Work instructions: Extract, from the listing that follows, each line containing the word "section".

Records to process:
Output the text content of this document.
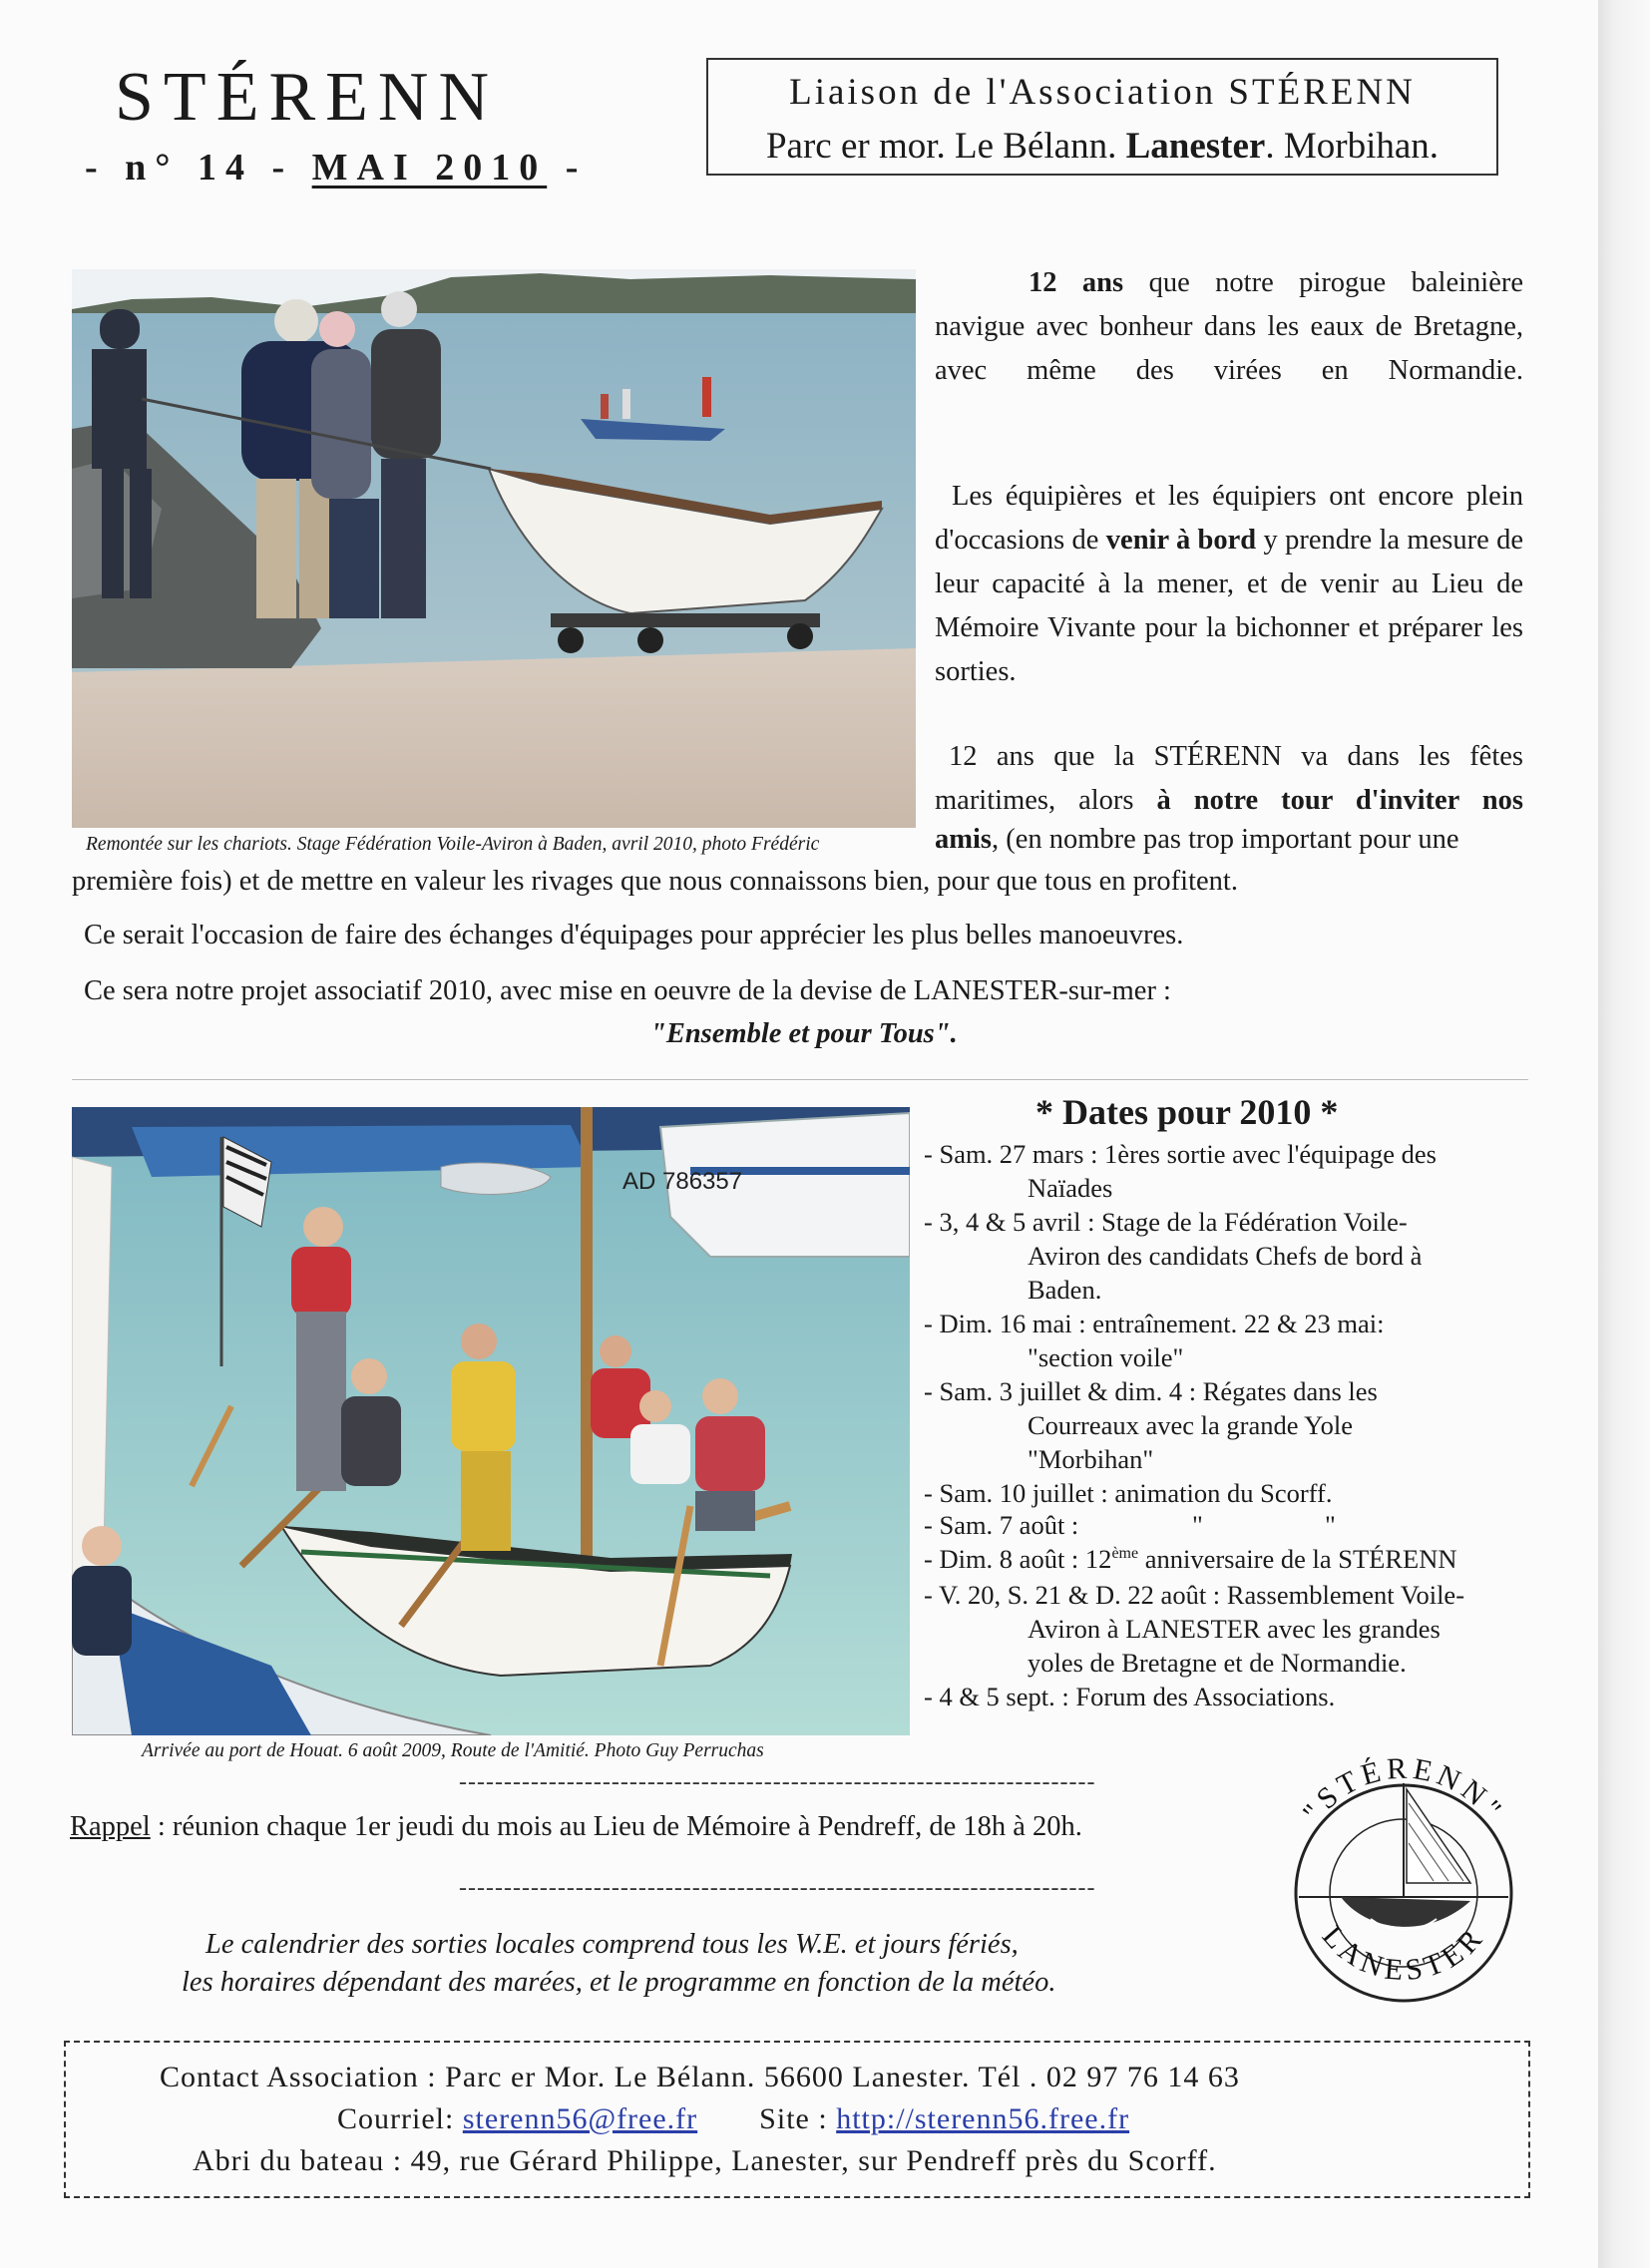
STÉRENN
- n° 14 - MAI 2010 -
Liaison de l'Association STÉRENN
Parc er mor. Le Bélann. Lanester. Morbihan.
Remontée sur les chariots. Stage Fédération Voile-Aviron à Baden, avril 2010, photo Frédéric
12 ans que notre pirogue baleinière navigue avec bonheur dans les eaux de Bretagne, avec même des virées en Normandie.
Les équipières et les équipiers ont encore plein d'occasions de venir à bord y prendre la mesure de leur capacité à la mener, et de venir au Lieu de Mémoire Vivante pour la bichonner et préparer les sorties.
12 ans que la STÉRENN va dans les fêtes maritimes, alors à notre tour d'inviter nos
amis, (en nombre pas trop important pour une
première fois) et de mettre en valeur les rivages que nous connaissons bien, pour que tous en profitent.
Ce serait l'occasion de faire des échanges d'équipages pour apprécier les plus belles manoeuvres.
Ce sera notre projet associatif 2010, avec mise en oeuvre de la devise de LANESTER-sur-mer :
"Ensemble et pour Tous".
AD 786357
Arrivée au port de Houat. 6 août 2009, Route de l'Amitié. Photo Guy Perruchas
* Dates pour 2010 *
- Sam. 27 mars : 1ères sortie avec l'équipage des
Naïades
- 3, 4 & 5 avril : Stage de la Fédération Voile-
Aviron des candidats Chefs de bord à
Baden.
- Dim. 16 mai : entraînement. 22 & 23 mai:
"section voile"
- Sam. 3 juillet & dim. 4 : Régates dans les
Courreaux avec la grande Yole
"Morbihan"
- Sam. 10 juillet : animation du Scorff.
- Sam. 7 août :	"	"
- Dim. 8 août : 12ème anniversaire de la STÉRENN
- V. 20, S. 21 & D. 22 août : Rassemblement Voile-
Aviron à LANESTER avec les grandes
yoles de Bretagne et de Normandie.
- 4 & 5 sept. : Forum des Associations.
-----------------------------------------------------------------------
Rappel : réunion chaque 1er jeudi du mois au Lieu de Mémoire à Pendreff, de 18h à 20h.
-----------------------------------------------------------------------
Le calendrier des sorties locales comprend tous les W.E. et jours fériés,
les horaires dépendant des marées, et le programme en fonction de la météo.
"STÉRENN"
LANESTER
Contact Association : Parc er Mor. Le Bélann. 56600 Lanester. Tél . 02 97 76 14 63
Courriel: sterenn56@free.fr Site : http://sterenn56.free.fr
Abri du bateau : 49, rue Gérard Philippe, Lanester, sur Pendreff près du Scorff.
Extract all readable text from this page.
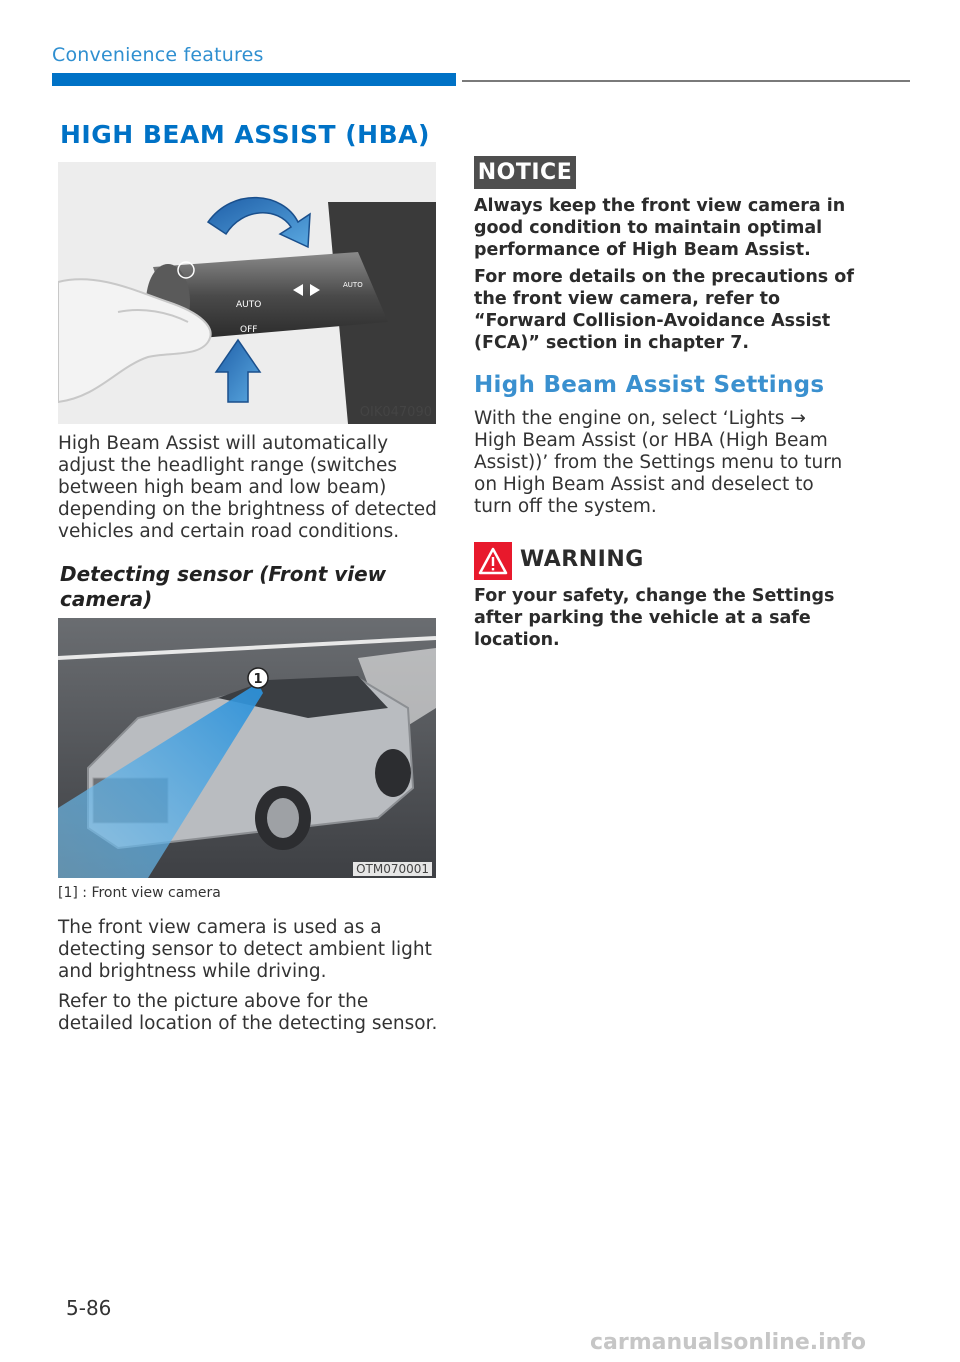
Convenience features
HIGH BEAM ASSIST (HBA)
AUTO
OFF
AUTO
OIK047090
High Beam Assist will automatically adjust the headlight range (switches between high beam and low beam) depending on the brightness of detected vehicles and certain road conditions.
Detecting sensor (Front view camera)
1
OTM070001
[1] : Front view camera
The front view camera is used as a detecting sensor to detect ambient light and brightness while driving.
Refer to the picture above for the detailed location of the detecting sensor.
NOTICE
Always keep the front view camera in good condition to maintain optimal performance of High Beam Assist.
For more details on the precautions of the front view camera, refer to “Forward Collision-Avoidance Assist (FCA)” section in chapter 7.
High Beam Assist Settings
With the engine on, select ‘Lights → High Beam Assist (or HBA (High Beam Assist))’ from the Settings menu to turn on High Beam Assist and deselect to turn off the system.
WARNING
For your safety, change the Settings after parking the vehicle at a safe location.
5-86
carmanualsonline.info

Worked answer:
"section voile"
For more details on the precautions of the front view camera, refer to “Forward Collision-Avoidance Assist (FCA)” section in chapter 7.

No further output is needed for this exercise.